--- TASK GOAL ---
Transcribe every entry below word for word, but skip the pictures.

--- TASK INPUT ---

>> Start

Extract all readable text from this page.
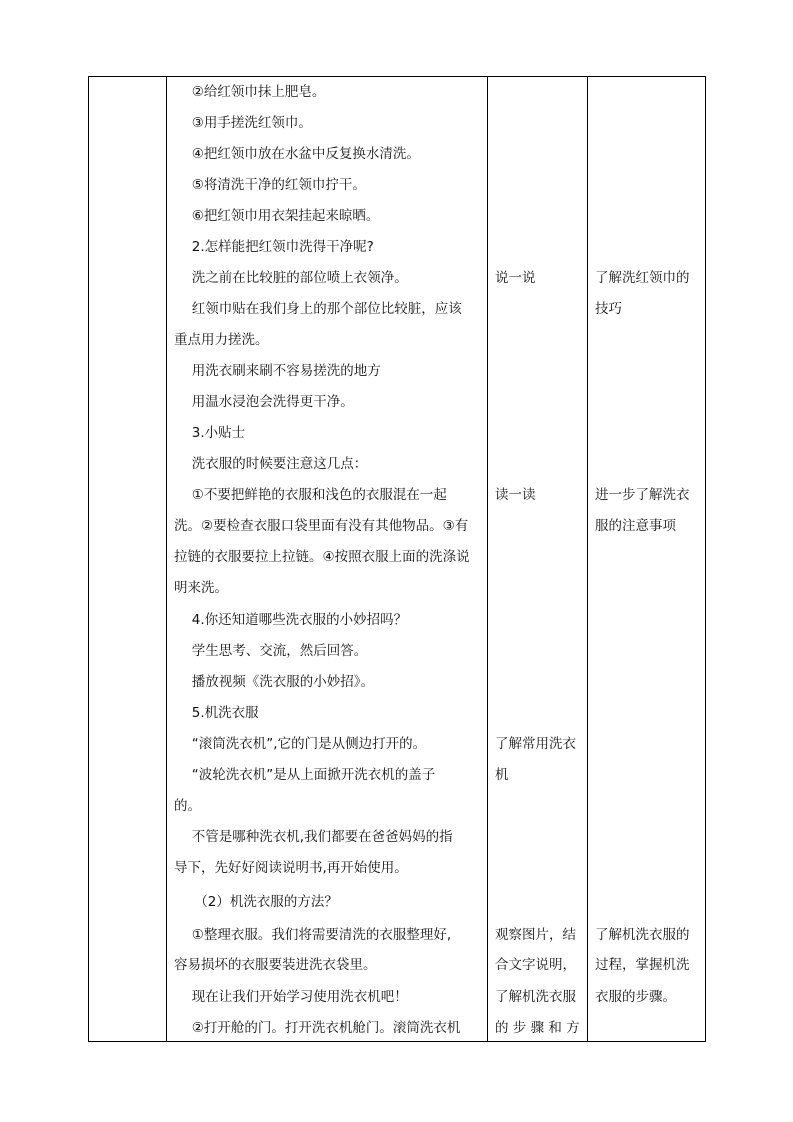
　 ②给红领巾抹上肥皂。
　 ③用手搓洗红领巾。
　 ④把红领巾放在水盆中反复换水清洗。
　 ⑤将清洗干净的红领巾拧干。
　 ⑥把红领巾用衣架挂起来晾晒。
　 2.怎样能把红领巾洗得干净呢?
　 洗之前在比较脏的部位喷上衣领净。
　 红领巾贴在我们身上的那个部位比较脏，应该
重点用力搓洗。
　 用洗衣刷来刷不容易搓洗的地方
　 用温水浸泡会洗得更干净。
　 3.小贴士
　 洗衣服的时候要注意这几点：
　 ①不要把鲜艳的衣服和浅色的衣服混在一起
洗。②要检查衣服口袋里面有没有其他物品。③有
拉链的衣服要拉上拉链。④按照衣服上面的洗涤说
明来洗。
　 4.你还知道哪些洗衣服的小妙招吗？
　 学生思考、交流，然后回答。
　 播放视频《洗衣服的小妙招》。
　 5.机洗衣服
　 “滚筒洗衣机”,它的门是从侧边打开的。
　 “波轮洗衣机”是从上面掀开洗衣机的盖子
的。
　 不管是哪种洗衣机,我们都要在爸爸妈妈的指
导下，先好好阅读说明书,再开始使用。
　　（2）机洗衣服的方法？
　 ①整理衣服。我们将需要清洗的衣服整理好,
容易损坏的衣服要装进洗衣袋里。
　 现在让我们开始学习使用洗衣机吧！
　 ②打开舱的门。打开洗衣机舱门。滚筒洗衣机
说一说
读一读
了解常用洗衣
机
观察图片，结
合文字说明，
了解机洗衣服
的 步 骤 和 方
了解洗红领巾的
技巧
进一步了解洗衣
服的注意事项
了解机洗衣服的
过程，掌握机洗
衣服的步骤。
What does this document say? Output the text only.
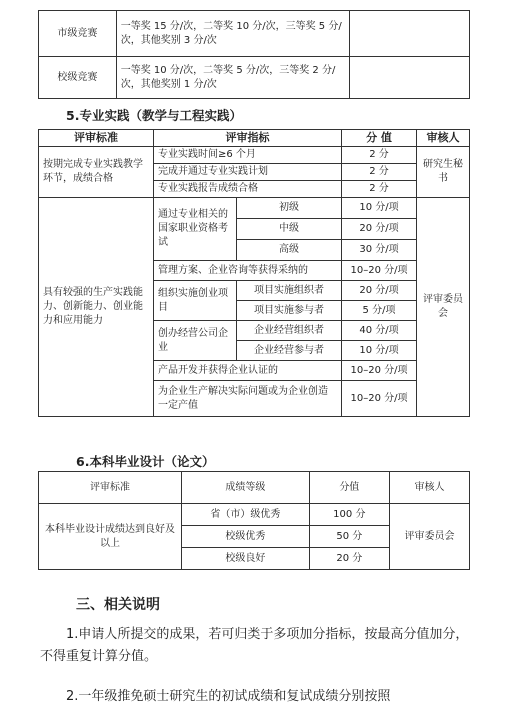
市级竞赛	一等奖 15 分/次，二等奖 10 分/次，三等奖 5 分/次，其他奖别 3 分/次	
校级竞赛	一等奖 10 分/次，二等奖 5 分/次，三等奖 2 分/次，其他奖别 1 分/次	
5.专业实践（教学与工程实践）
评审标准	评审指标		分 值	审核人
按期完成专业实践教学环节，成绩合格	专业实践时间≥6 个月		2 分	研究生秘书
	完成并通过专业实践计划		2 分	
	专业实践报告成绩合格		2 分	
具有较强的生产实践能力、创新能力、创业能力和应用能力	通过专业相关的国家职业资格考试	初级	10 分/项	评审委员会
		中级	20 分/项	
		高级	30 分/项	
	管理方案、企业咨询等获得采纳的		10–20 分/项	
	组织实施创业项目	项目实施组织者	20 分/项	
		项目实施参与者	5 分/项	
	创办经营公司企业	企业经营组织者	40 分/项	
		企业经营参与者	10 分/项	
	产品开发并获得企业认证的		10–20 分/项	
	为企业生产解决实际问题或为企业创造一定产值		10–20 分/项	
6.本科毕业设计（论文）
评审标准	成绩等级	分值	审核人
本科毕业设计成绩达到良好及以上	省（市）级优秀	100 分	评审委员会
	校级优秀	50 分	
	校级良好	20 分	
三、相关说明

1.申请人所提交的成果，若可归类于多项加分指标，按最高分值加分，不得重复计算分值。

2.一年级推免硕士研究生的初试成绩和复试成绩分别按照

>> End

--- TASK RESULT ---
Extract all readable text from this page.
　 ②给红领巾抹上肥皂。
　 ③用手搓洗红领巾。
　 ④把红领巾放在水盆中反复换水清洗。
　 ⑤将清洗干净的红领巾拧干。
　 ⑥把红领巾用衣架挂起来晾晒。
　 2.怎样能把红领巾洗得干净呢?
　 洗之前在比较脏的部位喷上衣领净。
　 红领巾贴在我们身上的那个部位比较脏，应该
重点用力搓洗。
　 用洗衣刷来刷不容易搓洗的地方
　 用温水浸泡会洗得更干净。
　 3.小贴士
　 洗衣服的时候要注意这几点：
　 ①不要把鲜艳的衣服和浅色的衣服混在一起
洗。②要检查衣服口袋里面有没有其他物品。③有
拉链的衣服要拉上拉链。④按照衣服上面的洗涤说
明来洗。
　 4.你还知道哪些洗衣服的小妙招吗？
　 学生思考、交流，然后回答。
　 播放视频《洗衣服的小妙招》。
　 5.机洗衣服
　 “滚筒洗衣机”,它的门是从侧边打开的。
　 “波轮洗衣机”是从上面掀开洗衣机的盖子
的。
　 不管是哪种洗衣机,我们都要在爸爸妈妈的指
导下，先好好阅读说明书,再开始使用。
　　（2）机洗衣服的方法？
　 ①整理衣服。我们将需要清洗的衣服整理好,
容易损坏的衣服要装进洗衣袋里。
　 现在让我们开始学习使用洗衣机吧！
　 ②打开舱的门。打开洗衣机舱门。滚筒洗衣机
说一说
读一读
了解常用洗衣
机
观察图片，结
合文字说明，
了解机洗衣服
的 步 骤 和 方
了解洗红领巾的
技巧
进一步了解洗衣
服的注意事项
了解机洗衣服的
过程，掌握机洗
衣服的步骤。
What does this document say? Output the text only.
市级竞赛	一等奖 15 分/次，二等奖 10 分/次，三等奖 5 分/次，其他奖别 3 分/次	
校级竞赛	一等奖 10 分/次，二等奖 5 分/次，三等奖 2 分/次，其他奖别 1 分/次	
5.专业实践（教学与工程实践）
评审标准	评审指标		分 值	审核人
按期完成专业实践教学环节，成绩合格	专业实践时间≥6 个月		2 分	研究生秘书
	完成并通过专业实践计划		2 分	
	专业实践报告成绩合格		2 分	
具有较强的生产实践能力、创新能力、创业能力和应用能力	通过专业相关的国家职业资格考试	初级	10 分/项	评审委员会
		中级	20 分/项	
		高级	30 分/项	
	管理方案、企业咨询等获得采纳的		10–20 分/项	
	组织实施创业项目	项目实施组织者	20 分/项	
		项目实施参与者	5 分/项	
	创办经营公司企业	企业经营组织者	40 分/项	
		企业经营参与者	10 分/项	
	产品开发并获得企业认证的		10–20 分/项	
	为企业生产解决实际问题或为企业创造一定产值		10–20 分/项	
6.本科毕业设计（论文）
评审标准	成绩等级	分值	审核人
本科毕业设计成绩达到良好及以上	省（市）级优秀	100 分	评审委员会
	校级优秀	50 分	
	校级良好	20 分	
三、相关说明

1.申请人所提交的成果，若可归类于多项加分指标，按最高分值加分，不得重复计算分值。

2.一年级推免硕士研究生的初试成绩和复试成绩分别按照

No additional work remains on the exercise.